#### Goal
Pick out the lines below that contain the string "Предупреждает" and copy them all.

-- Start of Provided entries --

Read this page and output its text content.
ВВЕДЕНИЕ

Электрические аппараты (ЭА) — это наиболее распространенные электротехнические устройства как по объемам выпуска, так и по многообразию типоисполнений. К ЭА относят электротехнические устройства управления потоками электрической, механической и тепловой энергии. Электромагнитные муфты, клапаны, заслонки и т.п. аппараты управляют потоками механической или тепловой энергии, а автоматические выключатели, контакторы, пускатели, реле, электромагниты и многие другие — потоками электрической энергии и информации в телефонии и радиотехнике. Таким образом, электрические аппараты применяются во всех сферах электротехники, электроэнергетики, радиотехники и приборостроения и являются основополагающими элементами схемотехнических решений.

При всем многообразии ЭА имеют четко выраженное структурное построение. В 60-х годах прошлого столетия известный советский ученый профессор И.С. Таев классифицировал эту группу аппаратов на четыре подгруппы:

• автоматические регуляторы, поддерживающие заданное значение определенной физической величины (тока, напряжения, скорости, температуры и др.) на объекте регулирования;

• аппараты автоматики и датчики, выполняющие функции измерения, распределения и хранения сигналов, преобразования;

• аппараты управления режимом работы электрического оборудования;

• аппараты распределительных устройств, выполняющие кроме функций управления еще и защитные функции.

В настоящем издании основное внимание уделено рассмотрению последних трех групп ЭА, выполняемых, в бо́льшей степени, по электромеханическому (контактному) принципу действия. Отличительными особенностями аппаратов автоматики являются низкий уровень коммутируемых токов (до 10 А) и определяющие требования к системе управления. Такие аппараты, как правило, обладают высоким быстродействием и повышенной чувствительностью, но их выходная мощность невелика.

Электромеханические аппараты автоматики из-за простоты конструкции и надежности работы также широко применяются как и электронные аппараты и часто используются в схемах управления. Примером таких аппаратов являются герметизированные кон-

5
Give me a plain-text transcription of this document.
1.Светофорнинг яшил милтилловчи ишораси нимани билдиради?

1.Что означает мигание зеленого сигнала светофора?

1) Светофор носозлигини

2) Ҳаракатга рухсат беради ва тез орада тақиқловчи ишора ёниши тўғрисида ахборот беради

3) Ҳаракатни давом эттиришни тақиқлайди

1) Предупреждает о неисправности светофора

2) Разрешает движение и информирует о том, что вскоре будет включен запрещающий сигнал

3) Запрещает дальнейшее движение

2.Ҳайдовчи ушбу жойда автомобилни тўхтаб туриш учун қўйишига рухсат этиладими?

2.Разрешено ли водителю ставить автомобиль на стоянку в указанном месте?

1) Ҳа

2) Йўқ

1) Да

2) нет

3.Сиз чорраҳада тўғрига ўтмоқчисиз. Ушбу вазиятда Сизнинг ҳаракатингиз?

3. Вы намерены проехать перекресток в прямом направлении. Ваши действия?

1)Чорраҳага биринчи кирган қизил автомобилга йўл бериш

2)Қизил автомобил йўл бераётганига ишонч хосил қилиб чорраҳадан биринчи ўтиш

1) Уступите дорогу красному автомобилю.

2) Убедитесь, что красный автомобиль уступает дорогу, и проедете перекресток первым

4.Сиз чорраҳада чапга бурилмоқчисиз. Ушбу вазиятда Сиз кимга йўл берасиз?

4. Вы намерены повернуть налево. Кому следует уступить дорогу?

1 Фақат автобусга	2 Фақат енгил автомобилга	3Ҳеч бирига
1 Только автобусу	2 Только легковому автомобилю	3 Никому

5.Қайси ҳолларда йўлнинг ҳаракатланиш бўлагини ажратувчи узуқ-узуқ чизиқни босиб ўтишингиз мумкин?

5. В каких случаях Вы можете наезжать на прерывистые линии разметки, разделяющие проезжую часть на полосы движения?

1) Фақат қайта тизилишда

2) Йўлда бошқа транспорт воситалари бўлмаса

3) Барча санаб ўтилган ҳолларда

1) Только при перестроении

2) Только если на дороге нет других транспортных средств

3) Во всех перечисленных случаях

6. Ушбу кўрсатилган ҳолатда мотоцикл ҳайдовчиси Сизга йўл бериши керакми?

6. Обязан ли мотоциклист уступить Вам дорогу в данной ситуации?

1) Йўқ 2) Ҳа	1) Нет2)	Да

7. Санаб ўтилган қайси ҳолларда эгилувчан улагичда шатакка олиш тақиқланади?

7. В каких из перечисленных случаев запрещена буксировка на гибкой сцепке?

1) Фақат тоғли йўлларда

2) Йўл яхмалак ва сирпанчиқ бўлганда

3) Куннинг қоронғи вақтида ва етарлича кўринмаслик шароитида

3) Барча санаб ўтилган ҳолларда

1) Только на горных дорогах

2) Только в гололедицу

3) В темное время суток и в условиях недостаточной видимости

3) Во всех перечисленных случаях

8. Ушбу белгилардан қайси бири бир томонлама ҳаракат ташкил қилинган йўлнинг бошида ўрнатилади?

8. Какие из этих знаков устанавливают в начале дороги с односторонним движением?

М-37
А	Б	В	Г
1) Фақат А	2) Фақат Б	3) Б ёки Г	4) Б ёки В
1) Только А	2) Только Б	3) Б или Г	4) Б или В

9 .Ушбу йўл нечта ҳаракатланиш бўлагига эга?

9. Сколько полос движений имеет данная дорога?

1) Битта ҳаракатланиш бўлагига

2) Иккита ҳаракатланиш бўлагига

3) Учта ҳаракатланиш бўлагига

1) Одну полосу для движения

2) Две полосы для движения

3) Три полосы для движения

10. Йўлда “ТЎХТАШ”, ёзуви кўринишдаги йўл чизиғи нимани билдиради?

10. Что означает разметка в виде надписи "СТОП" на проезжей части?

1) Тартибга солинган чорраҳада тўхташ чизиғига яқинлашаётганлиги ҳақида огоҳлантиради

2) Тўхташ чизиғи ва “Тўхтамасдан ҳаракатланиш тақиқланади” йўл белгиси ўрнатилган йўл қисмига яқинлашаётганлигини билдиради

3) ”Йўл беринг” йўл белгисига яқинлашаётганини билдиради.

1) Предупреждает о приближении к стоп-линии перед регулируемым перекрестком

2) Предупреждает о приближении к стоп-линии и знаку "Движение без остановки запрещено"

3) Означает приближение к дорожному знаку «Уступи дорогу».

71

-- End of Provided entries --

#### Output for this exercise
1) Предупреждает о неисправности светофора
1) Предупреждает о приближении к стоп-линии перед регулируемым перекрестком
2) Предупреждает о приближении к стоп-линии и знаку "Движение без остановки запрещено"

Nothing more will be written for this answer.